Stated exercise:
Locate the word "temperature" in the data below, then copy every line that holds it.

Rows:
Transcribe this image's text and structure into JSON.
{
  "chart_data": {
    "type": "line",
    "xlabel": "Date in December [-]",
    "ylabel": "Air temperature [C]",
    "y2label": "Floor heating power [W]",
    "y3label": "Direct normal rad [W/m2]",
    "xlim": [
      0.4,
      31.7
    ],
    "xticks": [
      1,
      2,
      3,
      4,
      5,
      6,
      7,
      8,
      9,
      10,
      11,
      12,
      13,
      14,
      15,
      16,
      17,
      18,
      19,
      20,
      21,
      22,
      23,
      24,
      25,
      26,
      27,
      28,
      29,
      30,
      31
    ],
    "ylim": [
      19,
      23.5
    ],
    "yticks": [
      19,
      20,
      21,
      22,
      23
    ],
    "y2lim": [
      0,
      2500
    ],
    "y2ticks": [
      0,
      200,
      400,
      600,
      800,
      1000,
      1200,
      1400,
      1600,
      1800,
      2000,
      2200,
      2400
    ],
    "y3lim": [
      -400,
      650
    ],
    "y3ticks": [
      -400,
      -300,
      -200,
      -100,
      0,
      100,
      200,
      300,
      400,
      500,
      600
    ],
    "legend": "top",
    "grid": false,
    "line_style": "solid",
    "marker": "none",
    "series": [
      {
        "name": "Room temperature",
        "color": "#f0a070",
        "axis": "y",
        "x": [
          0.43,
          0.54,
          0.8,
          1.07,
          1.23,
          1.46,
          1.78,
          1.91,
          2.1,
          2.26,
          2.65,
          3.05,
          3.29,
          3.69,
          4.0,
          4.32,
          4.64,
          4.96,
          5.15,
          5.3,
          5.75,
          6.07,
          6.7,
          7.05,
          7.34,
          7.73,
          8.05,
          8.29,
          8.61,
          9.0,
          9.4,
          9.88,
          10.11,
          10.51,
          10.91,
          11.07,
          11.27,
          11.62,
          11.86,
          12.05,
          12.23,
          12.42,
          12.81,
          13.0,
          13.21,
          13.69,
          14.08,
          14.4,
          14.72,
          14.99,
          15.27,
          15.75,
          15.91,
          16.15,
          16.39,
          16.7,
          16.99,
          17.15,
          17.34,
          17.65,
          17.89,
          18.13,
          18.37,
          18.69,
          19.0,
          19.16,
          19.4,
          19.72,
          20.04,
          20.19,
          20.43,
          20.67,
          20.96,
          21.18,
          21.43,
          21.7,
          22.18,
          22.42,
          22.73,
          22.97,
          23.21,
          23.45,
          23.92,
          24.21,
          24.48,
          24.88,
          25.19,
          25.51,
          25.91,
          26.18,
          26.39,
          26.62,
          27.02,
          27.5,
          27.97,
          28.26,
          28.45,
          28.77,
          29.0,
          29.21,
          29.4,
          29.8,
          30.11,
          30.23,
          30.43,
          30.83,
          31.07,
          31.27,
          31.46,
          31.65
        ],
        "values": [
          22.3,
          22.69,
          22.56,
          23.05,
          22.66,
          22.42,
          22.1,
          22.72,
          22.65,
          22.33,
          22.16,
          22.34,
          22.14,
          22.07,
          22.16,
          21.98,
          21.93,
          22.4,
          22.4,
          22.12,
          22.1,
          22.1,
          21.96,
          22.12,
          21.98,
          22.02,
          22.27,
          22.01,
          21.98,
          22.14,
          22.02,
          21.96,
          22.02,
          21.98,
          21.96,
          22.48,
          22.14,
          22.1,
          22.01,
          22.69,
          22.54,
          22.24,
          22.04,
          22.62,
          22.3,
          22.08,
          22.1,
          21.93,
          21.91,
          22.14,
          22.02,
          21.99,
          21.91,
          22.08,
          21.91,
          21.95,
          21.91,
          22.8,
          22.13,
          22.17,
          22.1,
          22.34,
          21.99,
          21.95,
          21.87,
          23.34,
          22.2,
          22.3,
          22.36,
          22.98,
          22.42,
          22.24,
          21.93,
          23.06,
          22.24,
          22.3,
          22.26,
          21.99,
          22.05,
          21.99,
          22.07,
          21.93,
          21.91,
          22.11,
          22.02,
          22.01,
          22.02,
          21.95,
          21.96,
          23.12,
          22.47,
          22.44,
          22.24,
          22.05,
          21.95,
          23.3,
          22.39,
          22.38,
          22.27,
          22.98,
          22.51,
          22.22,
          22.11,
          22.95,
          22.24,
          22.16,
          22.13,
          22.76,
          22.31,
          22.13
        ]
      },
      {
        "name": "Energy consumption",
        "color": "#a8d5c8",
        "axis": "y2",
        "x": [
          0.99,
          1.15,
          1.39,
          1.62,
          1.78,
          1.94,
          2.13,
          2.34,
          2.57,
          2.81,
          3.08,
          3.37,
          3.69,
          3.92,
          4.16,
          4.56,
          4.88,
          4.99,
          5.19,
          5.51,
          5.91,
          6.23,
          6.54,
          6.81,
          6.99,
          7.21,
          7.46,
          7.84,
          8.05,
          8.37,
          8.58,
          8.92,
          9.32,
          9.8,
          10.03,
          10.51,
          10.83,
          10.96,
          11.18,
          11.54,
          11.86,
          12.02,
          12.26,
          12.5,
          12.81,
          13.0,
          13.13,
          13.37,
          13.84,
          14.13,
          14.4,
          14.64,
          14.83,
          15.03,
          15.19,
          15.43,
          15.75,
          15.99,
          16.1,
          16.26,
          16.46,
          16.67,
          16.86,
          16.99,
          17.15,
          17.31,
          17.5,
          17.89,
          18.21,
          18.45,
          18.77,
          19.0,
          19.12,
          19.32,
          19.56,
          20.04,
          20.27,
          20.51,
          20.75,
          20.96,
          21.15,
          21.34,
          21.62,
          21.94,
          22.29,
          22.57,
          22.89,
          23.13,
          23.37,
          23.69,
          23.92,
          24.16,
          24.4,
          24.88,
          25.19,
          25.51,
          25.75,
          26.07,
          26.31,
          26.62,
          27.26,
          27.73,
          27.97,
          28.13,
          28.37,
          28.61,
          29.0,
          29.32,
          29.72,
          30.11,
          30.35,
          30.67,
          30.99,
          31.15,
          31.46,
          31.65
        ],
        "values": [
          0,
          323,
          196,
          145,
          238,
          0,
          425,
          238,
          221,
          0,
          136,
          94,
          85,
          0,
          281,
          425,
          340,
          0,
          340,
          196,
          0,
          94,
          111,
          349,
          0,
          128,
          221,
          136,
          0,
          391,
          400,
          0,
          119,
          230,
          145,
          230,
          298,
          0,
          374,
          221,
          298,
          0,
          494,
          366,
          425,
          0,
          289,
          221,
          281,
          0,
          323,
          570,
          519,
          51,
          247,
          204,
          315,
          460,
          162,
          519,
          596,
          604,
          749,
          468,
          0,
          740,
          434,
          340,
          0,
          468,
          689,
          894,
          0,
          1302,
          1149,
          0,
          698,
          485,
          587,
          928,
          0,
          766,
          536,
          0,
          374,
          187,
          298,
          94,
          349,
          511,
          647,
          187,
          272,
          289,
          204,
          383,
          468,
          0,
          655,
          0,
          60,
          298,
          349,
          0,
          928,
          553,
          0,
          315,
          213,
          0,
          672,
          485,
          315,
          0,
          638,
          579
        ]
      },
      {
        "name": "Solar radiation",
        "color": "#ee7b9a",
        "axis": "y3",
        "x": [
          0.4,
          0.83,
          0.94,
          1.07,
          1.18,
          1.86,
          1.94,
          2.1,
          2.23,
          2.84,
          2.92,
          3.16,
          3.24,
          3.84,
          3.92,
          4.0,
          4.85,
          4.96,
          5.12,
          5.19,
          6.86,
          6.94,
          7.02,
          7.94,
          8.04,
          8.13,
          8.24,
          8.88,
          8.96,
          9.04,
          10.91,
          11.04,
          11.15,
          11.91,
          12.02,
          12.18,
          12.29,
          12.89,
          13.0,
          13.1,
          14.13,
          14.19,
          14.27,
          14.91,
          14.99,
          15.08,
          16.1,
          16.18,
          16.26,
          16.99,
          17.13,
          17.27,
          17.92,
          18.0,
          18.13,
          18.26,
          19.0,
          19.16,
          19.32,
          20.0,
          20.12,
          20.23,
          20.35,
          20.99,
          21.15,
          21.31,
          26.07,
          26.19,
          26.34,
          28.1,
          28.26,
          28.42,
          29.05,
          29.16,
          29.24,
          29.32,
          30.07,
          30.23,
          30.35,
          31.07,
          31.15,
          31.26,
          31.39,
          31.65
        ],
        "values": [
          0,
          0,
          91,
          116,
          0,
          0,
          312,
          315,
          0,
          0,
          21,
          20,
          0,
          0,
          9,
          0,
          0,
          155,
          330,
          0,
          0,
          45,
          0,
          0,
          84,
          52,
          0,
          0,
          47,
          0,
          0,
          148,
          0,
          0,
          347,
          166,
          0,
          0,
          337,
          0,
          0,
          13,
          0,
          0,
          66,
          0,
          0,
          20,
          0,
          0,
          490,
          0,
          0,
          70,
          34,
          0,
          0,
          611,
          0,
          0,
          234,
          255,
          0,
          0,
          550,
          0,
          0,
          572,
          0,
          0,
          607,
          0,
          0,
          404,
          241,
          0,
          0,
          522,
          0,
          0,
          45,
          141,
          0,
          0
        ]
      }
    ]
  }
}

Full solution:
    "ylabel": "Air temperature [C]",
        "name": "Room temperature",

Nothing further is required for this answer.